__Estratto selezionato__:
- - -

Le applicazioni pratiche dell’identificazione a distanza attraverso biometria ricoprono un ruolo centrale nella relazione. Un esempio è la posizione sul progetto iBorderCtrl, un “sistema intelligente di rilevamento della menzogna” che dovrebbe regolare l’ingresso dei viaggiatori attraverso le frontiere dell’Unione Europea. Percepito dagli eurodeputati come “problematico” e “da sospendere”, se la proposta di risoluzione passerà in plenaria, sarà chiesto alla Commissione Europea di “avviare procedure di infrazione” contro gli Stati membri che fanno uso di sistemi simili.
Infine, come già successo nel caso della multa alla polizia svedese per l’uso del sistema Clearview AI, è stata sottolineata l’esigenza di vietare alle forze dell’ordine l’utilizzo di database privati di riconoscimento facciale, almeno “fino a quando tali sistemi non rispettano i diritti fondamentali”. Questione inapplicabile in senso assoluto, invece, alle pratiche di punteggio sociale (sistemi che premiano o penalizzano i singoli cittadini rispetto ai comportamenti rilevati da strumenti tecnologici), dal momento in cui “violano i principi della fondamentale dignità umana”.

- - -

__Dati forniti__:

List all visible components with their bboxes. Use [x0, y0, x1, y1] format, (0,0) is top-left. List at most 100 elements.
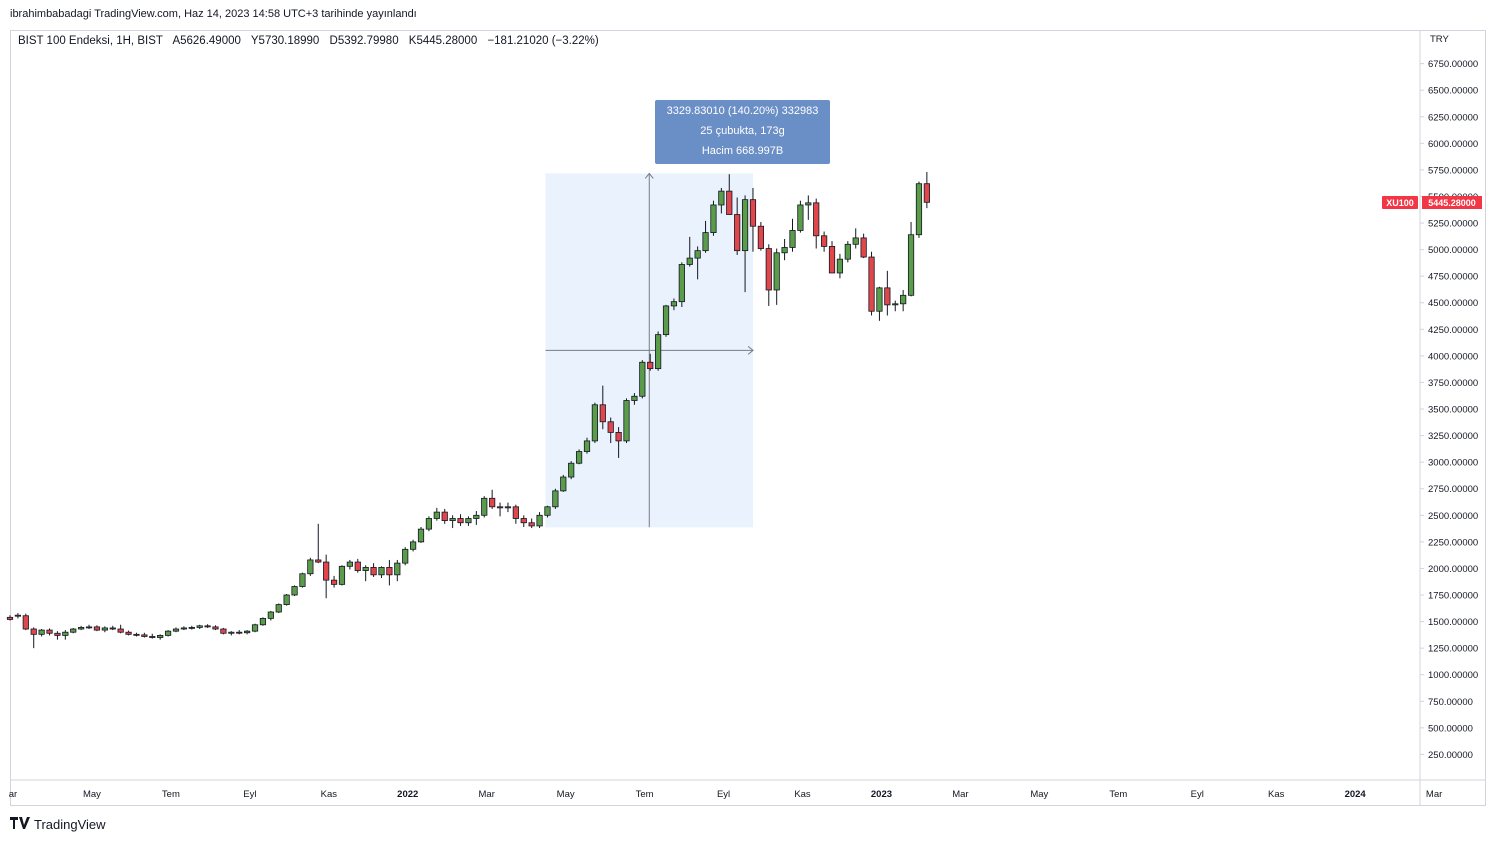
candle-body-down [109, 627, 116, 630]
candle [457, 514, 464, 526]
candle [607, 417, 614, 444]
candle-body-up [655, 334, 662, 370]
candle [536, 512, 543, 529]
candle-body-up [425, 518, 433, 530]
candle-body-up [244, 630, 251, 634]
candle [338, 565, 346, 586]
candle-body-up [38, 629, 45, 635]
time-tick-label: Mar [479, 789, 495, 800]
candle [781, 238, 788, 261]
price-tick-label: 4000.00000 [1428, 351, 1478, 362]
candle-body-down [749, 199, 757, 227]
candle [370, 563, 377, 577]
candle-body-up [710, 204, 717, 233]
candle-body-down [813, 202, 820, 237]
candle-body-up [805, 202, 812, 206]
time-tick-label: May [83, 789, 101, 800]
chart-frame[interactable] [10, 30, 1486, 806]
candle [876, 286, 883, 321]
candle-body-down [868, 256, 875, 312]
candle-body-up [844, 243, 851, 260]
candle-body-up [852, 237, 859, 245]
candle-body-down [607, 421, 614, 433]
price-tick-label: 2500.00000 [1428, 511, 1478, 522]
candle-body-up [157, 634, 164, 638]
legend-high: Y5730.18990 [250, 35, 320, 47]
candle [868, 251, 875, 316]
candle-body-down [599, 404, 606, 423]
candle-body-down [884, 287, 891, 306]
symbol-legend[interactable]: BIST 100 Endeksi, 1H, BIST A5626.49000 Y… [18, 35, 606, 47]
candle [394, 559, 401, 582]
candle-body-down [489, 497, 496, 508]
time-tick-label: ar [9, 789, 17, 800]
candle-body-up [773, 252, 780, 291]
candle [504, 502, 512, 513]
measure-tool[interactable] [545, 172, 754, 528]
price-tick-label: 500.00000 [1428, 723, 1473, 734]
candle-body-down [457, 518, 464, 524]
candle [402, 547, 409, 566]
candle-body-up [78, 627, 85, 630]
candle-body-up [402, 548, 409, 564]
time-tick-label: Tem [636, 789, 654, 800]
price-badge-value-bg [1422, 196, 1482, 209]
candle [157, 634, 164, 640]
time-tick-label: 2022 [397, 789, 418, 800]
candle-body-up [575, 451, 583, 464]
price-badge: XU100 5445.28000 [1382, 196, 1482, 209]
candle-body-up [789, 230, 796, 248]
price-tick-label: 4750.00000 [1428, 272, 1478, 283]
price-tick-label: 250.00000 [1428, 750, 1473, 761]
candle [38, 629, 45, 637]
candle-body-up [662, 305, 670, 336]
candle [267, 610, 274, 621]
candle [844, 241, 851, 263]
legend-low: D5392.79980 [329, 35, 399, 47]
candle [773, 248, 780, 305]
candle [489, 489, 496, 509]
candle-body-up [836, 258, 844, 274]
time-axis[interactable]: ar May Tem Eyl Kas 2022 Mar May Tem Eyl Kas 2023 Mar… [9, 789, 1443, 800]
candle-body-up [504, 506, 512, 509]
candle-body-down [330, 579, 338, 585]
candle [520, 515, 527, 527]
candle-body-up [631, 395, 638, 401]
tradingview-brand: TradingView [34, 816, 106, 832]
candle [172, 627, 180, 633]
candle-body-up [544, 506, 551, 516]
measure-bar-count: 25 çubukta, 173g [700, 125, 785, 137]
price-badge-value: 5445.28000 [1428, 198, 1476, 208]
candle-body-down [765, 248, 772, 291]
candle [410, 539, 417, 552]
price-tick-label: 6750.00000 [1428, 59, 1478, 70]
price-tick-label: 4500.00000 [1428, 298, 1478, 309]
candle-body-up [172, 628, 180, 632]
candle-body-down [117, 628, 124, 633]
candle [30, 627, 37, 649]
candle [805, 195, 812, 220]
candle [718, 187, 725, 214]
candle-body-down [757, 225, 764, 249]
candle-body-up [915, 183, 923, 236]
price-axis[interactable]: 250.00000 500.00000 750.00000 1000.00000 125… [1420, 59, 1478, 761]
candle-body-up [338, 565, 346, 585]
candle-body-down [14, 614, 22, 617]
candle-body-up [299, 573, 306, 587]
candle [465, 516, 472, 526]
tradingview-logo[interactable]: TradingView [10, 816, 106, 832]
candle [101, 626, 108, 633]
measure-price-change: 3329.83010 (140.20%) 332983 [666, 105, 819, 117]
candle-body-down [726, 190, 733, 215]
candle [85, 624, 93, 630]
candle [14, 613, 22, 619]
price-tick-label: 1500.00000 [1428, 617, 1478, 628]
candle-body-down [615, 432, 622, 442]
candle-body-up [473, 514, 480, 519]
candle [425, 516, 433, 532]
candle [481, 496, 488, 518]
candle-body-up [876, 287, 883, 312]
candle [749, 187, 757, 252]
tradingview-logo-icon [10, 816, 30, 832]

- - -

__Parti dell'esercizio__:
A – Secondo l'estratto sull'identificazione biometrica a distanza, che cosa dovrebbe regolare il progetto iBorderCtrl?
B – Continua l'estratto sull'identificazione biometrica a distanza a partire dalla sua ultima frase.
I dati provengono da un'altra fonte.

__Risultati in ordine__:
A – L'ingresso dei viaggiatori attraverso le frontiere dell'Unione Europea.

B –
L’europarlamentare del Movimento 5 Stelle, Sabrina Pignedoli, ha espresso soddisfazione per il voto di oggi, parlando di “grandi potenzialità delle applicazioni di intelligenza artificiale nel campo delle attività di contrasto e della cooperazione giudiziaria”, come è stato messo in luce dalla relazione. Allo stesso tempo, “ne evidenzia i rischi di un uso diffuso e automatizzato per i diritti fondamentali dei cittadini”. Per questo motivo, “si propone una moratoria per l’utilizzo delle tecnologie di riconoscimento facciale per contrastare i reati e identificare le vittime”, spiega l’eurodeputata, “ma la difesa dei diritti degli indagati deve restare una prerogativa delle nostre democrazie”.